Objective:
Could you transcribe the material below exactly, without leaving out a single line?

Records provided:

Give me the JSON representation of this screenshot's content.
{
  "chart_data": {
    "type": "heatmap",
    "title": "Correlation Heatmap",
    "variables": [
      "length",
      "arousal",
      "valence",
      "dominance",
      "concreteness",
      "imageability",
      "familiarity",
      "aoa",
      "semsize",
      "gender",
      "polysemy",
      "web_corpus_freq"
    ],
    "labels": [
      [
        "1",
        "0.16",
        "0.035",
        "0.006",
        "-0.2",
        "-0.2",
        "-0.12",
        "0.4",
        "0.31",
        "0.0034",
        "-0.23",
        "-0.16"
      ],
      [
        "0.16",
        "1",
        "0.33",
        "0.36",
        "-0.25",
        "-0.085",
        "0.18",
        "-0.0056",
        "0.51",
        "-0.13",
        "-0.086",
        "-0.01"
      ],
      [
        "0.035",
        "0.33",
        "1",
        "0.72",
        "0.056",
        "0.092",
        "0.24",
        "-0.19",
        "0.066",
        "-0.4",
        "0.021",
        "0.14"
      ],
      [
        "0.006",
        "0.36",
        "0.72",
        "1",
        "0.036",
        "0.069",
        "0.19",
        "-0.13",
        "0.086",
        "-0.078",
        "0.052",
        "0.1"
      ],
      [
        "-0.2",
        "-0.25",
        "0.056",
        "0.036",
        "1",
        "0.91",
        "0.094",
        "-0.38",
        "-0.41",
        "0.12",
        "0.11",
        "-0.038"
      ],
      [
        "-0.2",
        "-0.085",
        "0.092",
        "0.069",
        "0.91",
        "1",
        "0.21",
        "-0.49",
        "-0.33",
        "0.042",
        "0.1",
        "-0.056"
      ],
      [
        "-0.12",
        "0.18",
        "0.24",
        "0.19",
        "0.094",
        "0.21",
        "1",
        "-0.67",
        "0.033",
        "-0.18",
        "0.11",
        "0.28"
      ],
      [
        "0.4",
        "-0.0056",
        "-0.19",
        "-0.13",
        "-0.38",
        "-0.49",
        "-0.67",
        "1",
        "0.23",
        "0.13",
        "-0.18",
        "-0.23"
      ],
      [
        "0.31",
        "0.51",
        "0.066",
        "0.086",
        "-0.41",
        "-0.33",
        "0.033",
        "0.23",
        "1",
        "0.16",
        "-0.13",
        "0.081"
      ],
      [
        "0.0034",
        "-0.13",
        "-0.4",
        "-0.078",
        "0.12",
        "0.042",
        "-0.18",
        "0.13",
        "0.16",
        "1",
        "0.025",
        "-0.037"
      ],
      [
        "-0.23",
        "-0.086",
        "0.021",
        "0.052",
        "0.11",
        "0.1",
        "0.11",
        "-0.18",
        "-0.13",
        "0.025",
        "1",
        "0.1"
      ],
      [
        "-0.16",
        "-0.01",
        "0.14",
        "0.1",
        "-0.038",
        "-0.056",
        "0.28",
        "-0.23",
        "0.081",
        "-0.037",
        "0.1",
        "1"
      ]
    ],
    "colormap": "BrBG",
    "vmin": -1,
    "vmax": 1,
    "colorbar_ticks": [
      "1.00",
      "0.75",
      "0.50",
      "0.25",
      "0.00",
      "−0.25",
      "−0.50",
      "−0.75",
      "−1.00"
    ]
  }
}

Written reply:
Give me the JSON representation of this screenshot's content.
{
  "chart_data": {
    "type": "heatmap",
    "title": "Correlation Heatmap",
    "variables": [
      "length",
      "arousal",
      "valence",
      "dominance",
      "concreteness",
      "imageability",
      "familiarity",
      "aoa",
      "semsize",
      "gender",
      "polysemy",
      "web_corpus_freq"
    ],
    "labels": [
      [
        "1",
        "0.16",
        "0.035",
        "0.006",
        "-0.2",
        "-0.2",
        "-0.12",
        "0.4",
        "0.31",
        "0.0034",
        "-0.23",
        "-0.16"
      ],
      [
        "0.16",
        "1",
        "0.33",
        "0.36",
        "-0.25",
        "-0.085",
        "0.18",
        "-0.0056",
        "0.51",
        "-0.13",
        "-0.086",
        "-0.01"
      ],
      [
        "0.035",
        "0.33",
        "1",
        "0.72",
        "0.056",
        "0.092",
        "0.24",
        "-0.19",
        "0.066",
        "-0.4",
        "0.021",
        "0.14"
      ],
      [
        "0.006",
        "0.36",
        "0.72",
        "1",
        "0.036",
        "0.069",
        "0.19",
        "-0.13",
        "0.086",
        "-0.078",
        "0.052",
        "0.1"
      ],
      [
        "-0.2",
        "-0.25",
        "0.056",
        "0.036",
        "1",
        "0.91",
        "0.094",
        "-0.38",
        "-0.41",
        "0.12",
        "0.11",
        "-0.038"
      ],
      [
        "-0.2",
        "-0.085",
        "0.092",
        "0.069",
        "0.91",
        "1",
        "0.21",
        "-0.49",
        "-0.33",
        "0.042",
        "0.1",
        "-0.056"
      ],
      [
        "-0.12",
        "0.18",
        "0.24",
        "0.19",
        "0.094",
        "0.21",
        "1",
        "-0.67",
        "0.033",
        "-0.18",
        "0.11",
        "0.28"
      ],
      [
        "0.4",
        "-0.0056",
        "-0.19",
        "-0.13",
        "-0.38",
        "-0.49",
        "-0.67",
        "1",
        "0.23",
        "0.13",
        "-0.18",
        "-0.23"
      ],
      [
        "0.31",
        "0.51",
        "0.066",
        "0.086",
        "-0.41",
        "-0.33",
        "0.033",
        "0.23",
        "1",
        "0.16",
        "-0.13",
        "0.081"
      ],
      [
        "0.0034",
        "-0.13",
        "-0.4",
        "-0.078",
        "0.12",
        "0.042",
        "-0.18",
        "0.13",
        "0.16",
        "1",
        "0.025",
        "-0.037"
      ],
      [
        "-0.23",
        "-0.086",
        "0.021",
        "0.052",
        "0.11",
        "0.1",
        "0.11",
        "-0.18",
        "-0.13",
        "0.025",
        "1",
        "0.1"
      ],
      [
        "-0.16",
        "-0.01",
        "0.14",
        "0.1",
        "-0.038",
        "-0.056",
        "0.28",
        "-0.23",
        "0.081",
        "-0.037",
        "0.1",
        "1"
      ]
    ],
    "colormap": "BrBG",
    "vmin": -1,
    "vmax": 1,
    "colorbar_ticks": [
      "1.00",
      "0.75",
      "0.50",
      "0.25",
      "0.00",
      "−0.25",
      "−0.50",
      "−0.75",
      "−1.00"
    ]
  }
}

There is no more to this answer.